(Stored data)
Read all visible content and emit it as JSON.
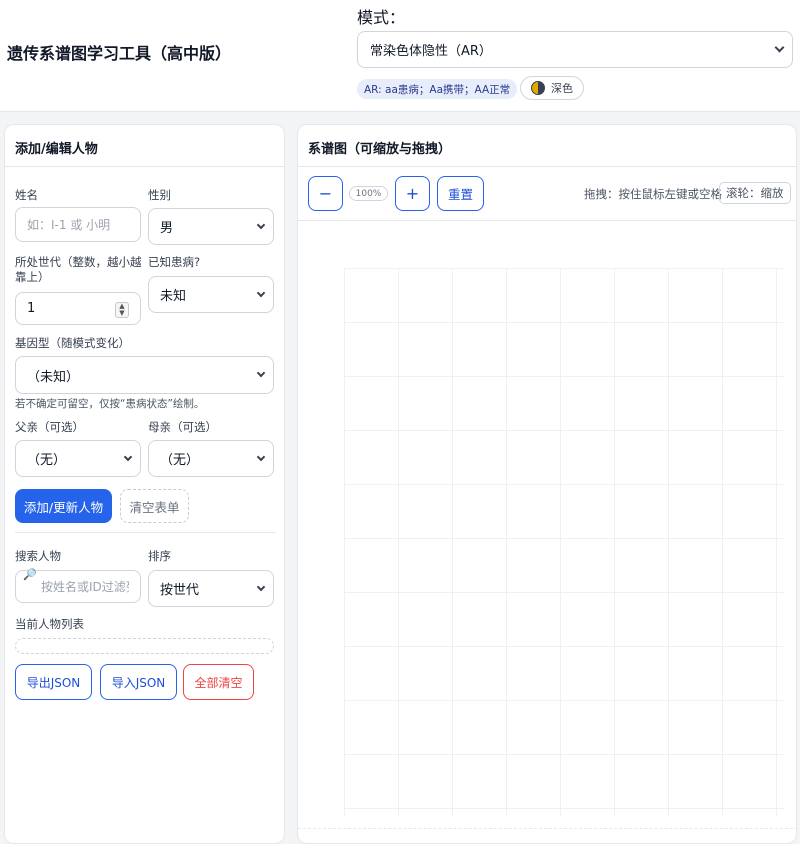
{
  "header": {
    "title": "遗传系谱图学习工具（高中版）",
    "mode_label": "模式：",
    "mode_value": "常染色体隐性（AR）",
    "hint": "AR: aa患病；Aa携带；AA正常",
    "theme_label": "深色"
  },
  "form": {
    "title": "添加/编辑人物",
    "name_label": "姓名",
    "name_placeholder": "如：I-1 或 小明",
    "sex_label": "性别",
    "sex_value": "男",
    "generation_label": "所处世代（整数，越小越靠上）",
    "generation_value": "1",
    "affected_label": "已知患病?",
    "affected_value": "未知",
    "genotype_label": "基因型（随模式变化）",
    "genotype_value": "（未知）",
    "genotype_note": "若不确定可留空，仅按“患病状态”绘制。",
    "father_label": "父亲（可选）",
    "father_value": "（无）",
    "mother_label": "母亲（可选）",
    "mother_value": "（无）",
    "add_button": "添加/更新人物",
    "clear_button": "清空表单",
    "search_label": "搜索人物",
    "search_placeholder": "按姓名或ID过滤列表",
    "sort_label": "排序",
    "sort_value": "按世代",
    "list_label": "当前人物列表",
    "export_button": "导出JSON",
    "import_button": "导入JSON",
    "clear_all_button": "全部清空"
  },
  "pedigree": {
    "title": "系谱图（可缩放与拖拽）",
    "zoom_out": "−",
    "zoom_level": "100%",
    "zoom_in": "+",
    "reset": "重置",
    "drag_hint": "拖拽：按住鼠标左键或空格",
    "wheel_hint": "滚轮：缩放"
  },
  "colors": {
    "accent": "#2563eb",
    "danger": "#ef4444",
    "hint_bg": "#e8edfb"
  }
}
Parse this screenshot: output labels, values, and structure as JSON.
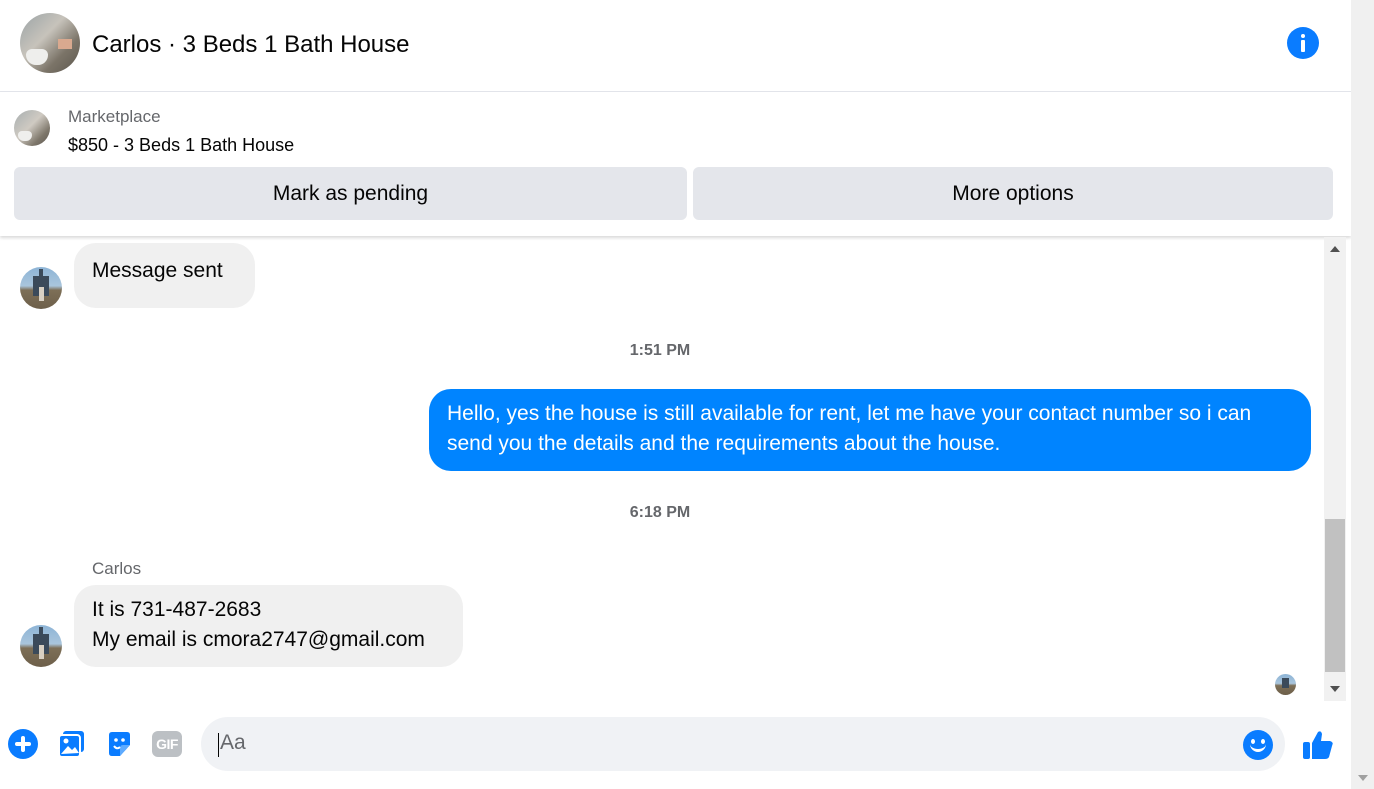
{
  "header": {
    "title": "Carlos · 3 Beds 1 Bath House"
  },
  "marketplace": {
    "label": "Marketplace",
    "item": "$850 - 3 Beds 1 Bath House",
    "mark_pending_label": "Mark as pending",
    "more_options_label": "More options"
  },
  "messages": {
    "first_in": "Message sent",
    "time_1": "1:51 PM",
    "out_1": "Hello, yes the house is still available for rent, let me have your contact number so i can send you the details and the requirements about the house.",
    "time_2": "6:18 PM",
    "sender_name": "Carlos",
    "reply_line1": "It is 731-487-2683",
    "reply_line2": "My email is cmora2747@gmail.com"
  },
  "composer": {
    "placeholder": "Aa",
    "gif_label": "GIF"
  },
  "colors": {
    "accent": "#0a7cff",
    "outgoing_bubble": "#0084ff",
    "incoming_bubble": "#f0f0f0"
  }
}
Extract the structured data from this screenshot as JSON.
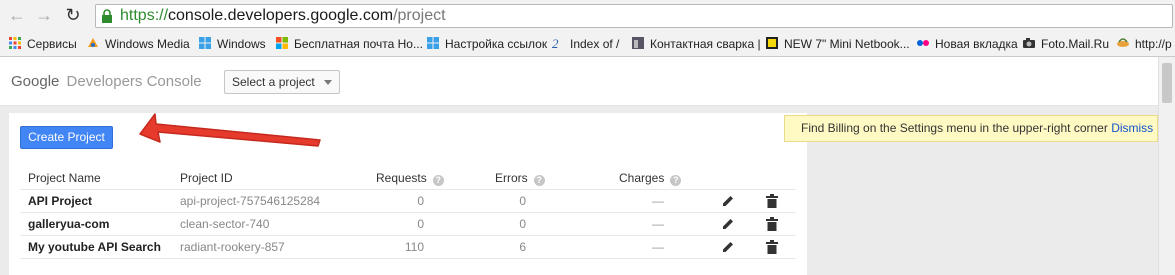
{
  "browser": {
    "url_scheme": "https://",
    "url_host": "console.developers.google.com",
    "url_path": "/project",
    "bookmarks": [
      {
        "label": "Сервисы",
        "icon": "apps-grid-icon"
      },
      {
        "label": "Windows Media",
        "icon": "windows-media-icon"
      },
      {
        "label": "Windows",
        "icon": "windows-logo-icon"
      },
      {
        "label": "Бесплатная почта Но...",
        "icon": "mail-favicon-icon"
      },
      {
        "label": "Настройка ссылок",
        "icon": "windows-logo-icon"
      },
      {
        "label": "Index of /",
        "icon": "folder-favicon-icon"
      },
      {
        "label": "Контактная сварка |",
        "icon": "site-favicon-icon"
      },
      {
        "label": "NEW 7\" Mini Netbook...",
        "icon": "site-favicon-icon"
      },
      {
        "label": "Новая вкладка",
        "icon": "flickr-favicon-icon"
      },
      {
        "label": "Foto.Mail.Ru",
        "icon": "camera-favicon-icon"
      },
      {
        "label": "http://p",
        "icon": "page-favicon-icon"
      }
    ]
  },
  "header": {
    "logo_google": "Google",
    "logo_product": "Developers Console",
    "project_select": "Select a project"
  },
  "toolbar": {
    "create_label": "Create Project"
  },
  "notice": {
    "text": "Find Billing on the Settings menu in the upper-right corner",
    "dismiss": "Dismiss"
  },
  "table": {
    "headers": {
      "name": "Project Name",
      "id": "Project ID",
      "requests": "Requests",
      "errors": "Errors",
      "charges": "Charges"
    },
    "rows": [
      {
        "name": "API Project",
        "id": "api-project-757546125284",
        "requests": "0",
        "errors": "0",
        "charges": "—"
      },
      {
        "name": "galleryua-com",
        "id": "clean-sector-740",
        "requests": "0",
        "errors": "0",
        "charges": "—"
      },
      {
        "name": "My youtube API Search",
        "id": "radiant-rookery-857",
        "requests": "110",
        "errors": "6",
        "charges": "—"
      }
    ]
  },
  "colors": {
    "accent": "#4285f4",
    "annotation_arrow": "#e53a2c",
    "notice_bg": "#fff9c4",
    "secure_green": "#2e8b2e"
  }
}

→ **PROBLEM REQUIREMENTS**
Write the material out again exactly as it appears, dropping the pictures.

→ **ANSWER FOR THIS EXERCISE**
Read all visible content and emit it as JSON.
{
  "header": {
    "title": "遗传系谱图学习工具（高中版）",
    "mode_label": "模式：",
    "mode_value": "常染色体隐性（AR）",
    "hint": "AR: aa患病；Aa携带；AA正常",
    "theme_label": "深色"
  },
  "form": {
    "title": "添加/编辑人物",
    "name_label": "姓名",
    "name_placeholder": "如：I-1 或 小明",
    "sex_label": "性别",
    "sex_value": "男",
    "generation_label": "所处世代（整数，越小越靠上）",
    "generation_value": "1",
    "affected_label": "已知患病?",
    "affected_value": "未知",
    "genotype_label": "基因型（随模式变化）",
    "genotype_value": "（未知）",
    "genotype_note": "若不确定可留空，仅按“患病状态”绘制。",
    "father_label": "父亲（可选）",
    "father_value": "（无）",
    "mother_label": "母亲（可选）",
    "mother_value": "（无）",
    "add_button": "添加/更新人物",
    "clear_button": "清空表单",
    "search_label": "搜索人物",
    "search_placeholder": "按姓名或ID过滤列表",
    "sort_label": "排序",
    "sort_value": "按世代",
    "list_label": "当前人物列表",
    "export_button": "导出JSON",
    "import_button": "导入JSON",
    "clear_all_button": "全部清空"
  },
  "pedigree": {
    "title": "系谱图（可缩放与拖拽）",
    "zoom_out": "−",
    "zoom_level": "100%",
    "zoom_in": "+",
    "reset": "重置",
    "drag_hint": "拖拽：按住鼠标左键或空格",
    "wheel_hint": "滚轮：缩放"
  },
  "colors": {
    "accent": "#2563eb",
    "danger": "#ef4444",
    "hint_bg": "#e8edfb"
  }
}
Parse this screenshot: output labels, values, and structure as JSON.
{
  "header": {
    "title": "Carlos · 3 Beds 1 Bath House"
  },
  "marketplace": {
    "label": "Marketplace",
    "item": "$850 - 3 Beds 1 Bath House",
    "mark_pending_label": "Mark as pending",
    "more_options_label": "More options"
  },
  "messages": {
    "first_in": "Message sent",
    "time_1": "1:51 PM",
    "out_1": "Hello, yes the house is still available for rent, let me have your contact number so i can send you the details and the requirements about the house.",
    "time_2": "6:18 PM",
    "sender_name": "Carlos",
    "reply_line1": "It is 731-487-2683",
    "reply_line2": "My email is cmora2747@gmail.com"
  },
  "composer": {
    "placeholder": "Aa",
    "gif_label": "GIF"
  },
  "colors": {
    "accent": "#0a7cff",
    "outgoing_bubble": "#0084ff",
    "incoming_bubble": "#f0f0f0"
  }
}
Extract the structured data from this screenshot as JSON.
{
  "browser": {
    "url_scheme": "https://",
    "url_host": "console.developers.google.com",
    "url_path": "/project",
    "bookmarks": [
      {
        "label": "Сервисы",
        "icon": "apps-grid-icon"
      },
      {
        "label": "Windows Media",
        "icon": "windows-media-icon"
      },
      {
        "label": "Windows",
        "icon": "windows-logo-icon"
      },
      {
        "label": "Бесплатная почта Но...",
        "icon": "mail-favicon-icon"
      },
      {
        "label": "Настройка ссылок",
        "icon": "windows-logo-icon"
      },
      {
        "label": "Index of /",
        "icon": "folder-favicon-icon"
      },
      {
        "label": "Контактная сварка |",
        "icon": "site-favicon-icon"
      },
      {
        "label": "NEW 7\" Mini Netbook...",
        "icon": "site-favicon-icon"
      },
      {
        "label": "Новая вкладка",
        "icon": "flickr-favicon-icon"
      },
      {
        "label": "Foto.Mail.Ru",
        "icon": "camera-favicon-icon"
      },
      {
        "label": "http://p",
        "icon": "page-favicon-icon"
      }
    ]
  },
  "header": {
    "logo_google": "Google",
    "logo_product": "Developers Console",
    "project_select": "Select a project"
  },
  "toolbar": {
    "create_label": "Create Project"
  },
  "notice": {
    "text": "Find Billing on the Settings menu in the upper-right corner",
    "dismiss": "Dismiss"
  },
  "table": {
    "headers": {
      "name": "Project Name",
      "id": "Project ID",
      "requests": "Requests",
      "errors": "Errors",
      "charges": "Charges"
    },
    "rows": [
      {
        "name": "API Project",
        "id": "api-project-757546125284",
        "requests": "0",
        "errors": "0",
        "charges": "—"
      },
      {
        "name": "galleryua-com",
        "id": "clean-sector-740",
        "requests": "0",
        "errors": "0",
        "charges": "—"
      },
      {
        "name": "My youtube API Search",
        "id": "radiant-rookery-857",
        "requests": "110",
        "errors": "6",
        "charges": "—"
      }
    ]
  },
  "colors": {
    "accent": "#4285f4",
    "annotation_arrow": "#e53a2c",
    "notice_bg": "#fff9c4",
    "secure_green": "#2e8b2e"
  }
}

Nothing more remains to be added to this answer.